Data records

====

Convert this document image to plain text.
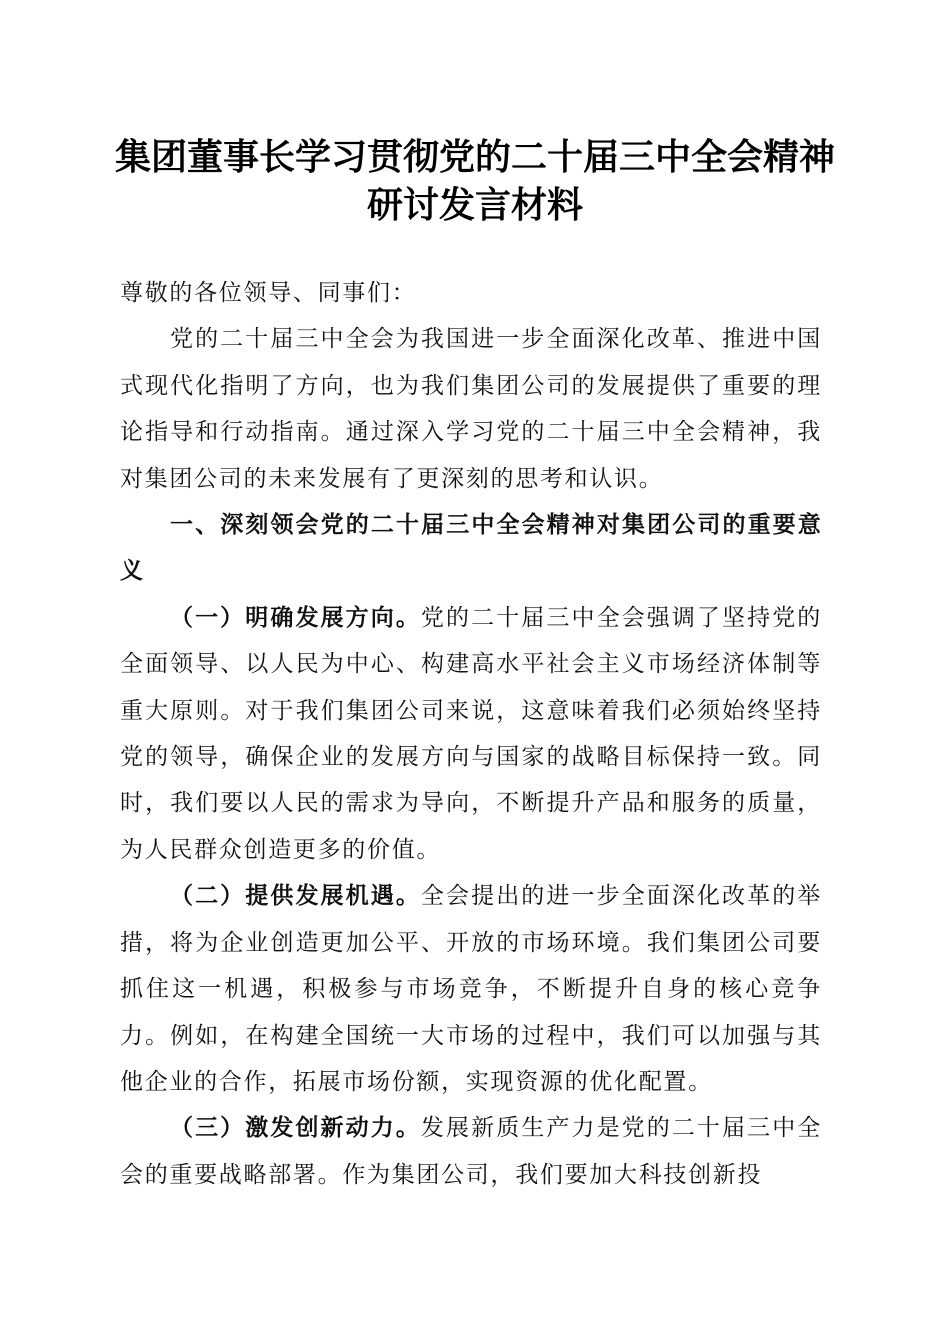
集团董事长学习贯彻党的二十届三中全会精神
研讨发言材料

尊敬的各位领导、同事们：

党的二十届三中全会为我国进一步全面深化改革、推进中国式现代化指明了方向，也为我们集团公司的发展提供了重要的理论指导和行动指南。通过深入学习党的二十届三中全会精神，我对集团公司的未来发展有了更深刻的思考和认识。

一、深刻领会党的二十届三中全会精神对集团公司的重要意义

（一）明确发展方向。党的二十届三中全会强调了坚持党的全面领导、以人民为中心、构建高水平社会主义市场经济体制等重大原则。对于我们集团公司来说，这意味着我们必须始终坚持党的领导，确保企业的发展方向与国家的战略目标保持一致。同时，我们要以人民的需求为导向，不断提升产品和服务的质量，为人民群众创造更多的价值。

（二）提供发展机遇。全会提出的进一步全面深化改革的举措，将为企业创造更加公平、开放的市场环境。我们集团公司要抓住这一机遇，积极参与市场竞争，不断提升自身的核心竞争力。例如，在构建全国统一大市场的过程中，我们可以加强与其他企业的合作，拓展市场份额，实现资源的优化配置。

（三）激发创新动力。发展新质生产力是党的二十届三中全会的重要战略部署。作为集团公司，我们要加大科技创新投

====

*PROBLEM DESCRIPTION:* Skip the images and write out the rest of the listing exactly.

*TASK OUTPUT:*
Convert this document image to plain text.
集团董事长学习贯彻党的二十届三中全会精神
研讨发言材料

尊敬的各位领导、同事们：

党的二十届三中全会为我国进一步全面深化改革、推进中国式现代化指明了方向，也为我们集团公司的发展提供了重要的理论指导和行动指南。通过深入学习党的二十届三中全会精神，我对集团公司的未来发展有了更深刻的思考和认识。

一、深刻领会党的二十届三中全会精神对集团公司的重要意义

（一）明确发展方向。党的二十届三中全会强调了坚持党的全面领导、以人民为中心、构建高水平社会主义市场经济体制等重大原则。对于我们集团公司来说，这意味着我们必须始终坚持党的领导，确保企业的发展方向与国家的战略目标保持一致。同时，我们要以人民的需求为导向，不断提升产品和服务的质量，为人民群众创造更多的价值。

（二）提供发展机遇。全会提出的进一步全面深化改革的举措，将为企业创造更加公平、开放的市场环境。我们集团公司要抓住这一机遇，积极参与市场竞争，不断提升自身的核心竞争力。例如，在构建全国统一大市场的过程中，我们可以加强与其他企业的合作，拓展市场份额，实现资源的优化配置。

（三）激发创新动力。发展新质生产力是党的二十届三中全会的重要战略部署。作为集团公司，我们要加大科技创新投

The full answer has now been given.